(СУТЬ ЗАДАНИЯ): Чьи имена, согласно фрагменту о судебном красноречии, стоят на первом месте среди имен русских писателей в речах судебных ораторов?
---------- ИЗБРАННЫЙ ФРАГМЕНТ ----------
Судебные ораторы во многом опирались на достижения русской литературы, опирались, по-видимому, в больше степени, чем на французскую судебную риторику. Больше им, собственно, опираться было не на что. Об этом в своем дневнике и в своих работах писал прадед автора настоящей статьи, выступавший в тогдашних судах (Чалхушьян, 1891). В самом деле, никакого опыта русское судебное красноречие не имело, если не считать ерническую литературу семнадцатого века вроде повести о Шемякином суде. Неслучайно в речах судебных ораторов постоянно встречаются имена русских писателей. На первом месте среди них — Толстой и Достоевский. В речах и обвинителей, и защитников используются общие места и даже приемы русской реалистической художественной литературы.
Но любовь судебных деятелей к литературе не была взаимной.
Вот как пишет об этом авторитетный юрист Алексей Гольденвейзер, читавший лекции о Толстом и Достоевском еще в двадцатые годы: «Для Толстого адвокаты сообщники в злом деле уголовного суда, а в глазах Достоевского они наемные противники правосудия, старающиеся всякими уловками избавить своих клиентов от заслуженной кары. Как по своим мотивам, так и по форме, некоторые упреки Достоевского стоят на уровне тех выпадов, которые издавна делались против адвокатов» (Гольденвейзер, 2016: 5). И с этим можно только согласиться.
---------- ИСХОДНЫЕ ДАННЫЕ ----------
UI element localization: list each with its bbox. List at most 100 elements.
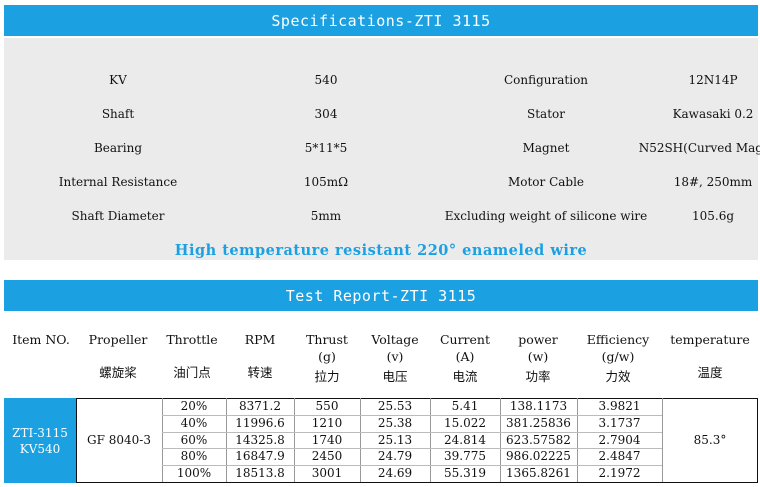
----------
(РЕЗУЛЬТАТ ВЫПОЛНЕНИЯ): Толстой и Достоевский.